Take the entries below and reproduce them word for word.
>> Begin DATASET RECORDS
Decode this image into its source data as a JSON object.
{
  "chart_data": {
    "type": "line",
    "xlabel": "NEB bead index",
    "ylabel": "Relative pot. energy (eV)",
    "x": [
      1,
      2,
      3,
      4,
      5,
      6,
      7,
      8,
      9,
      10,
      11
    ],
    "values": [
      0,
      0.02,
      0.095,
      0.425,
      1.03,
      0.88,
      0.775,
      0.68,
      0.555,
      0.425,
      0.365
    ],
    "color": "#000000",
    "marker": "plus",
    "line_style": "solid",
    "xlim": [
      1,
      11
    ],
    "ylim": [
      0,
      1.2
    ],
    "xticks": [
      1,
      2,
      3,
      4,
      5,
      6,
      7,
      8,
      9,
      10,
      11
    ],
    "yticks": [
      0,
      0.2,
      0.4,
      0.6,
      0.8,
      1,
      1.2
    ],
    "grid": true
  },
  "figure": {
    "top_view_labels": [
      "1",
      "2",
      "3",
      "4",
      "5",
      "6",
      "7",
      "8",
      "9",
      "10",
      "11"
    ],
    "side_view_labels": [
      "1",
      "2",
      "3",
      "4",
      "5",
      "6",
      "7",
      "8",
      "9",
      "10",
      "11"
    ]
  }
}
>> End DATASET RECORDS
:: RESULT FOR THIS EXERCISE ::
Decode this image into its source data as a JSON object.
{
  "chart_data": {
    "type": "line",
    "xlabel": "NEB bead index",
    "ylabel": "Relative pot. energy (eV)",
    "x": [
      1,
      2,
      3,
      4,
      5,
      6,
      7,
      8,
      9,
      10,
      11
    ],
    "values": [
      0,
      0.02,
      0.095,
      0.425,
      1.03,
      0.88,
      0.775,
      0.68,
      0.555,
      0.425,
      0.365
    ],
    "color": "#000000",
    "marker": "plus",
    "line_style": "solid",
    "xlim": [
      1,
      11
    ],
    "ylim": [
      0,
      1.2
    ],
    "xticks": [
      1,
      2,
      3,
      4,
      5,
      6,
      7,
      8,
      9,
      10,
      11
    ],
    "yticks": [
      0,
      0.2,
      0.4,
      0.6,
      0.8,
      1,
      1.2
    ],
    "grid": true
  },
  "figure": {
    "top_view_labels": [
      "1",
      "2",
      "3",
      "4",
      "5",
      "6",
      "7",
      "8",
      "9",
      "10",
      "11"
    ],
    "side_view_labels": [
      "1",
      "2",
      "3",
      "4",
      "5",
      "6",
      "7",
      "8",
      "9",
      "10",
      "11"
    ]
  }
}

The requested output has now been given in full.